• [Extrait retenu]:
■ ■ ■ ■ ■

Voici ce qu’en dit le journal Courrier du Finistère du 2 juillet 1898 :
« Jacob Ergol, 34 ans, de l’île de Batz est patron de deux barques : le St Joseph et une chaloupe qu’on peut mettre à la voile. Deux de ses matelots se sont détachés de son bord pour aller conduire sur la chaloupe, deux gendarmes de l’île de Batz à Roscoff. La chaloupe se trouvait sans rôle et deux hommes la montaient ; d’où contravention. M. Ergoll est condamné à deux amendes de 25 francs avec sursis. »
La concurrence est vive entre bateliers du passage, et quelques fois les équipages en viennent aux mains, on peut lire dans la Dépêche de Brest du 28 novembre 1912 : « Charles Guillerm, patron de la Marie-Victoire, ayant injurié et frappé le mousse du Coq de l’île, patron Jacob Ergol, un marin du Coq, Jean Tanguy, prit fait et cause pour le mousse et des coups furent échangés entre lui et Guillerm. Plainte ayant été portée par Ergol contre Guillerm et par ce dernier contre Tanguy, la gendarmerie s’est transportée à l’île pour ouvrir une enquête. »

■ ■ ■ ■ ■

• [Consigne 1]: Recopiez sans modification la portion de la liste qui commence à son début et se termine à la ligne contenant "help-icon <box>27 649 47 669</box>", celle-ci comprise.

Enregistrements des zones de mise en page
■ ■ ■ ■ ■

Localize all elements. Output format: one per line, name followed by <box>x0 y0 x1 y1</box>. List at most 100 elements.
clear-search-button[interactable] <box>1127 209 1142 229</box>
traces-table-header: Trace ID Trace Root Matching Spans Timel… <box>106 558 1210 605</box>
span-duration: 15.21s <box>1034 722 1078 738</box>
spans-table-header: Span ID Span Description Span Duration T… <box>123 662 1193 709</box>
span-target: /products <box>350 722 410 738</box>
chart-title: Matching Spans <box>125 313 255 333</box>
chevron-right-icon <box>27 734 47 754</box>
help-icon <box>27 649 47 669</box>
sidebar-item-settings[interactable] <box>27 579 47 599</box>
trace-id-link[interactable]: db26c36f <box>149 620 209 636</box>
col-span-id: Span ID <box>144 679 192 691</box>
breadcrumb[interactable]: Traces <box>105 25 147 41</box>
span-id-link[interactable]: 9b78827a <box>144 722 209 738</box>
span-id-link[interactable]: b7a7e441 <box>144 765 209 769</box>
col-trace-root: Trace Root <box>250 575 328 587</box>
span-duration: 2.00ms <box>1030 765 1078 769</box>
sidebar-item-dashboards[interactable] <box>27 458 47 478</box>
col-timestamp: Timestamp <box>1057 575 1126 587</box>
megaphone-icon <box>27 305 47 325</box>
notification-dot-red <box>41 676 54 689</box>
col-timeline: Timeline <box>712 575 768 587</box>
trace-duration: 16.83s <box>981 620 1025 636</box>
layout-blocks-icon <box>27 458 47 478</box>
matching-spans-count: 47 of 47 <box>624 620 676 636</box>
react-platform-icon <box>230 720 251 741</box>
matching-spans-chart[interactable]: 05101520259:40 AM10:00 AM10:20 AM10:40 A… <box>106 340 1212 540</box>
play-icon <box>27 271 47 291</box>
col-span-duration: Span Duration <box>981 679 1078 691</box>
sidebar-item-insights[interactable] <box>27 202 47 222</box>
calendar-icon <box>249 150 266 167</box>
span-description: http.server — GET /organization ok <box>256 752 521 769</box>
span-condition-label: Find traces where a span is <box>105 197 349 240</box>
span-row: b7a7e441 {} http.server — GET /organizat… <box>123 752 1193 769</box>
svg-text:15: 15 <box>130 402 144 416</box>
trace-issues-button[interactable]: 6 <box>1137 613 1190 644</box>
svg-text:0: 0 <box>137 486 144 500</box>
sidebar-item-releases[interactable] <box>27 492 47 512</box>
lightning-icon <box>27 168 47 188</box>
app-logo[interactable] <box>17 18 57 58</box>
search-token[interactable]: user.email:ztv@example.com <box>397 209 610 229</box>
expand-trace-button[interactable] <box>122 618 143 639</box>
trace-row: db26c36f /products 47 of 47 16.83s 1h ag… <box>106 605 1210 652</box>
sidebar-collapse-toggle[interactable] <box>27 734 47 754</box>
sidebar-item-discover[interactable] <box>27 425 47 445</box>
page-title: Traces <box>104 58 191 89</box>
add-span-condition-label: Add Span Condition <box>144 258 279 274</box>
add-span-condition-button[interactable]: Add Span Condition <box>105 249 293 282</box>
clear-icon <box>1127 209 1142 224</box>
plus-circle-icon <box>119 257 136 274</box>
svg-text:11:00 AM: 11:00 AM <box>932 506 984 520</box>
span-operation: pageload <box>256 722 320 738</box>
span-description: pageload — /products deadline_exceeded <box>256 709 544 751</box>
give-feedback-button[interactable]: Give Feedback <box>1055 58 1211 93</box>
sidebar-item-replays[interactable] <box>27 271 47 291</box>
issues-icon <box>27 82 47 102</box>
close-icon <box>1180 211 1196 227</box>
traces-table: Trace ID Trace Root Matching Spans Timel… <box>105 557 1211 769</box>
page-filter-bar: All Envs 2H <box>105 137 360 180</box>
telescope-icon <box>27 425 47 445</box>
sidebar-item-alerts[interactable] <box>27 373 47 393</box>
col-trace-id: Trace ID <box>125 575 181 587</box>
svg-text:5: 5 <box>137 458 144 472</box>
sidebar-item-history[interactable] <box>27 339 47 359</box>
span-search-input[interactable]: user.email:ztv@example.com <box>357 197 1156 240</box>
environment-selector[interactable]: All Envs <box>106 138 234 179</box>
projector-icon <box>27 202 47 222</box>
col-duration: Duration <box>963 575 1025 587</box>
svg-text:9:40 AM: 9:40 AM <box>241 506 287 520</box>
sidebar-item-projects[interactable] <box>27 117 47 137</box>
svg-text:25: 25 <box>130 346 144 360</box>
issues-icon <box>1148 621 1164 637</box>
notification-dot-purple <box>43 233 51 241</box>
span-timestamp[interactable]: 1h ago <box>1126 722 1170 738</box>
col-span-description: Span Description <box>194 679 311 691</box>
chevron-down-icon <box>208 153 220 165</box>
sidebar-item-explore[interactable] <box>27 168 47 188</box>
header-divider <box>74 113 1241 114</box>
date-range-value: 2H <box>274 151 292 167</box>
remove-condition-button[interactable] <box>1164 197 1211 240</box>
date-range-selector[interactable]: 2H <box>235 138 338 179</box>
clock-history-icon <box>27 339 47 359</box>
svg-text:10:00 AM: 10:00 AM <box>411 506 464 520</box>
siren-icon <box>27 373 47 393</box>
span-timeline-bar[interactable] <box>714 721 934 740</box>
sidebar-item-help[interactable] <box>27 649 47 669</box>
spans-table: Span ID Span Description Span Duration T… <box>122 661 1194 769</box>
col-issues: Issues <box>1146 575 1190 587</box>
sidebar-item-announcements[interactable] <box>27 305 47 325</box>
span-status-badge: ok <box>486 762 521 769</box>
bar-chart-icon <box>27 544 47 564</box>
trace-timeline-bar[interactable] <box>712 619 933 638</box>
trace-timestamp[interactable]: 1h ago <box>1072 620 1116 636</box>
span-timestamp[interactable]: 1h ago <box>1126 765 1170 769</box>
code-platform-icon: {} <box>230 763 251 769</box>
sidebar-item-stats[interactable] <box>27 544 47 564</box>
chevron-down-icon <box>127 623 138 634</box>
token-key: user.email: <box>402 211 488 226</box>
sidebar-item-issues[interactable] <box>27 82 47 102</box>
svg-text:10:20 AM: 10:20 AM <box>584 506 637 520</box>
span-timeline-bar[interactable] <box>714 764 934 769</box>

■ ■ ■ ■ ■

• [Consigne 2]: Résumez l'extrait sur les bateliers de l'île de Batz en trois phrases.

• [Résultat attendu 1]:
Localize all elements. Output format: one per line, name followed by <box>x0 y0 x1 y1</box>. List at most 100 elements.
clear-search-button[interactable] <box>1127 209 1142 229</box>
traces-table-header: Trace ID Trace Root Matching Spans Timel… <box>106 558 1210 605</box>
span-duration: 15.21s <box>1034 722 1078 738</box>
spans-table-header: Span ID Span Description Span Duration T… <box>123 662 1193 709</box>
span-target: /products <box>350 722 410 738</box>
chart-title: Matching Spans <box>125 313 255 333</box>
chevron-right-icon <box>27 734 47 754</box>
help-icon <box>27 649 47 669</box>

• [Résultat attendu 2]: D'après le Courrier du Finistère du 2 juillet 1898, Jacob Ergol, patron de deux barques à l'île de Batz, a été condamné à deux amendes de 25 francs avec sursis, parce que deux de ses matelots avaient conduit deux gendarmes à Roscoff sur une chaloupe sans rôle. La concurrence entre bateliers du passage est vive, et les équipages en viennent parfois aux mains. La Dépêche de Brest du 28 novembre 1912 rapporte que Charles Guillerm a injurié et frappé le mousse du Coq de l'île, puis échangé des coups avec le marin Jean Tanguy, ce qui a entraîné des plaintes et une enquête de la gendarmerie.